(TASK DETAILS): Leave out the pictures and copy the remaining records exactly.

════

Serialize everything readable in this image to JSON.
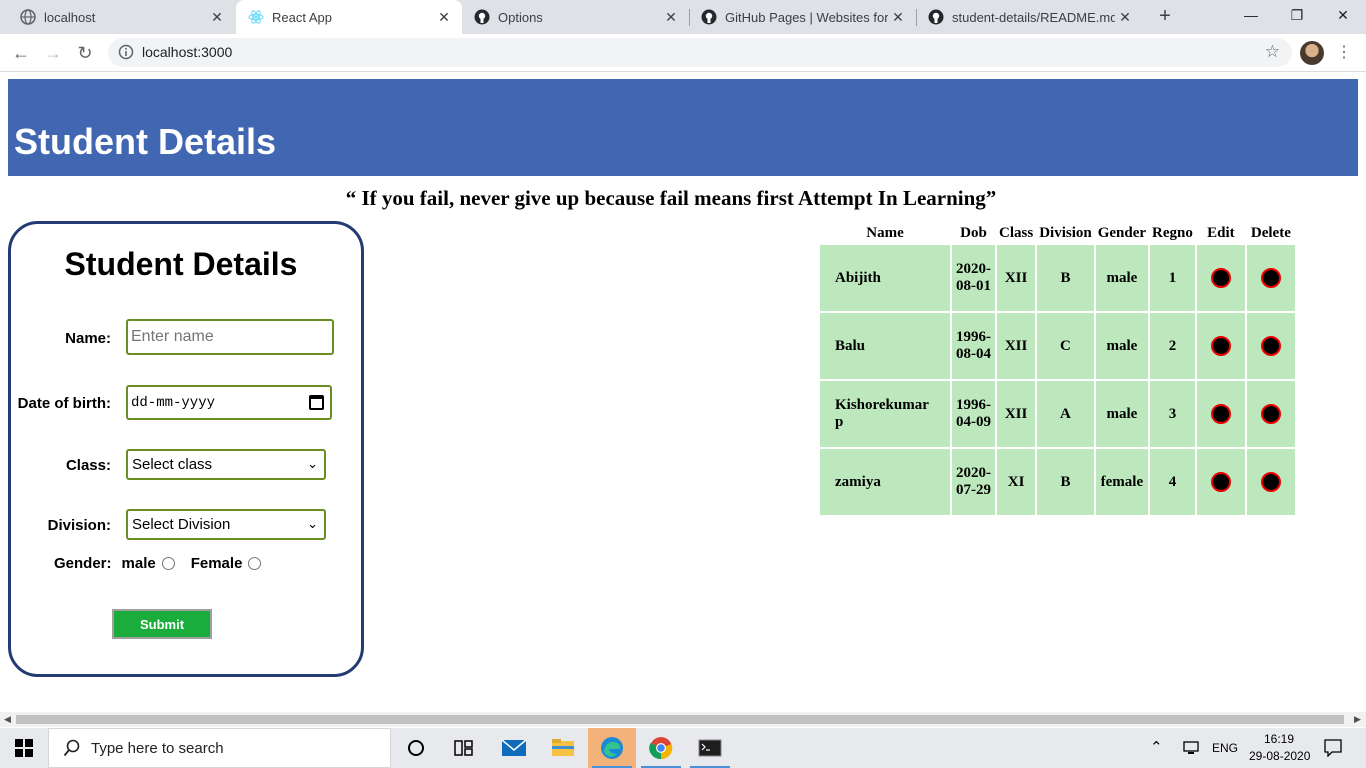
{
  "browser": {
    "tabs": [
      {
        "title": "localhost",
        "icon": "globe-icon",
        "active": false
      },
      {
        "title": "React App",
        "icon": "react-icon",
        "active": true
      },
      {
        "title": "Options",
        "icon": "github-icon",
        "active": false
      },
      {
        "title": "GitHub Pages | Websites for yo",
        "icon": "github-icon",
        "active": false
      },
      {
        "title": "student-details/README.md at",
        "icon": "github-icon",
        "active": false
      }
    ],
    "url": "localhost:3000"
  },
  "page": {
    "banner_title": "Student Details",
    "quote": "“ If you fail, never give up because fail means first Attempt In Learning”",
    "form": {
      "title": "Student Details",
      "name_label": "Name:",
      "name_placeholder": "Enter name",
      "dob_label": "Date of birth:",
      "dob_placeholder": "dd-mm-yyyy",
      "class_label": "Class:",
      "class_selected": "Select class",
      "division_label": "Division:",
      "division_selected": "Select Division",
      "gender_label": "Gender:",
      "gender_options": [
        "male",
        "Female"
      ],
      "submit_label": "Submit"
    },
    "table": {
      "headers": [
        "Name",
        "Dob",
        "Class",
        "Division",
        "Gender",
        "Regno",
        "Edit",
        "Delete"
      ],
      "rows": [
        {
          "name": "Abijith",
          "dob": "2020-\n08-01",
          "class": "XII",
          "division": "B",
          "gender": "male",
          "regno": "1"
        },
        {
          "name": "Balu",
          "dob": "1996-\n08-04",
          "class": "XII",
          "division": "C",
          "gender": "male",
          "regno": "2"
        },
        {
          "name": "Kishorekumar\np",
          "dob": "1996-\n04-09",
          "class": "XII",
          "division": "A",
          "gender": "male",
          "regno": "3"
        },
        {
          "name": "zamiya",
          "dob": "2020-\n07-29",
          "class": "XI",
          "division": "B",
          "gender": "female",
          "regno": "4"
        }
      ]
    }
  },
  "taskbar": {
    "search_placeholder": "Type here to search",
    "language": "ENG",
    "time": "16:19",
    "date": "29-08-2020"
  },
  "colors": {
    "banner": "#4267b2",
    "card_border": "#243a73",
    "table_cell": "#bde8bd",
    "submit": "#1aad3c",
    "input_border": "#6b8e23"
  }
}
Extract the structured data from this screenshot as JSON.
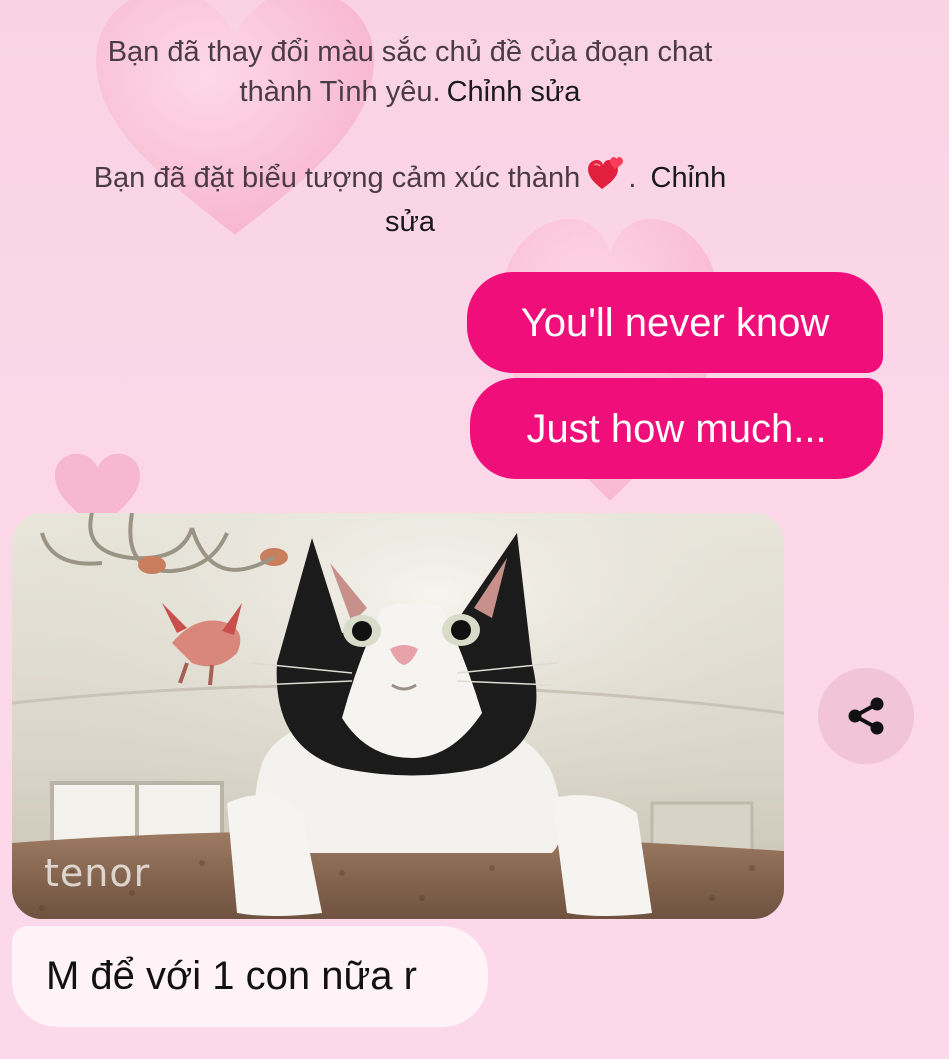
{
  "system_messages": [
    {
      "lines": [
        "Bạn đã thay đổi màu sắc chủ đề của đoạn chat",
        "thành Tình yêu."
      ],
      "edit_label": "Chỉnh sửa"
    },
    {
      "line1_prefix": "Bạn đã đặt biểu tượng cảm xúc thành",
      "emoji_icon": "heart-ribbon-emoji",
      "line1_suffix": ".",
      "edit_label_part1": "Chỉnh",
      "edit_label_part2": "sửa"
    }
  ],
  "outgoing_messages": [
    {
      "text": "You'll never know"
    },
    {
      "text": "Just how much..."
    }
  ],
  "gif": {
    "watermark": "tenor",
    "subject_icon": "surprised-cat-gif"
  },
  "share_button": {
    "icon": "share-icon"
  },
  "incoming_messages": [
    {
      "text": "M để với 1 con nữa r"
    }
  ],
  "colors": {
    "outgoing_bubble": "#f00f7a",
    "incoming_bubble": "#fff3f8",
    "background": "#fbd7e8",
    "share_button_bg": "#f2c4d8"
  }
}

════

(FINISHED ANSWER):
Serialize everything readable in this image to JSON.
{
  "browser": {
    "tabs": [
      {
        "title": "localhost",
        "icon": "globe-icon",
        "active": false
      },
      {
        "title": "React App",
        "icon": "react-icon",
        "active": true
      },
      {
        "title": "Options",
        "icon": "github-icon",
        "active": false
      },
      {
        "title": "GitHub Pages | Websites for yo",
        "icon": "github-icon",
        "active": false
      },
      {
        "title": "student-details/README.md at",
        "icon": "github-icon",
        "active": false
      }
    ],
    "url": "localhost:3000"
  },
  "page": {
    "banner_title": "Student Details",
    "quote": "“ If you fail, never give up because fail means first Attempt In Learning”",
    "form": {
      "title": "Student Details",
      "name_label": "Name:",
      "name_placeholder": "Enter name",
      "dob_label": "Date of birth:",
      "dob_placeholder": "dd-mm-yyyy",
      "class_label": "Class:",
      "class_selected": "Select class",
      "division_label": "Division:",
      "division_selected": "Select Division",
      "gender_label": "Gender:",
      "gender_options": [
        "male",
        "Female"
      ],
      "submit_label": "Submit"
    },
    "table": {
      "headers": [
        "Name",
        "Dob",
        "Class",
        "Division",
        "Gender",
        "Regno",
        "Edit",
        "Delete"
      ],
      "rows": [
        {
          "name": "Abijith",
          "dob": "2020-\n08-01",
          "class": "XII",
          "division": "B",
          "gender": "male",
          "regno": "1"
        },
        {
          "name": "Balu",
          "dob": "1996-\n08-04",
          "class": "XII",
          "division": "C",
          "gender": "male",
          "regno": "2"
        },
        {
          "name": "Kishorekumar\np",
          "dob": "1996-\n04-09",
          "class": "XII",
          "division": "A",
          "gender": "male",
          "regno": "3"
        },
        {
          "name": "zamiya",
          "dob": "2020-\n07-29",
          "class": "XI",
          "division": "B",
          "gender": "female",
          "regno": "4"
        }
      ]
    }
  },
  "taskbar": {
    "search_placeholder": "Type here to search",
    "language": "ENG",
    "time": "16:19",
    "date": "29-08-2020"
  },
  "colors": {
    "banner": "#4267b2",
    "card_border": "#243a73",
    "table_cell": "#bde8bd",
    "submit": "#1aad3c",
    "input_border": "#6b8e23"
  }
}
Extract the structured data from this screenshot as JSON.
{
  "system_messages": [
    {
      "lines": [
        "Bạn đã thay đổi màu sắc chủ đề của đoạn chat",
        "thành Tình yêu."
      ],
      "edit_label": "Chỉnh sửa"
    },
    {
      "line1_prefix": "Bạn đã đặt biểu tượng cảm xúc thành",
      "emoji_icon": "heart-ribbon-emoji",
      "line1_suffix": ".",
      "edit_label_part1": "Chỉnh",
      "edit_label_part2": "sửa"
    }
  ],
  "outgoing_messages": [
    {
      "text": "You'll never know"
    },
    {
      "text": "Just how much..."
    }
  ],
  "gif": {
    "watermark": "tenor",
    "subject_icon": "surprised-cat-gif"
  },
  "share_button": {
    "icon": "share-icon"
  },
  "incoming_messages": [
    {
      "text": "M để với 1 con nữa r"
    }
  ],
  "colors": {
    "outgoing_bubble": "#f00f7a",
    "incoming_bubble": "#fff3f8",
    "background": "#fbd7e8",
    "share_button_bg": "#f2c4d8"
  }
}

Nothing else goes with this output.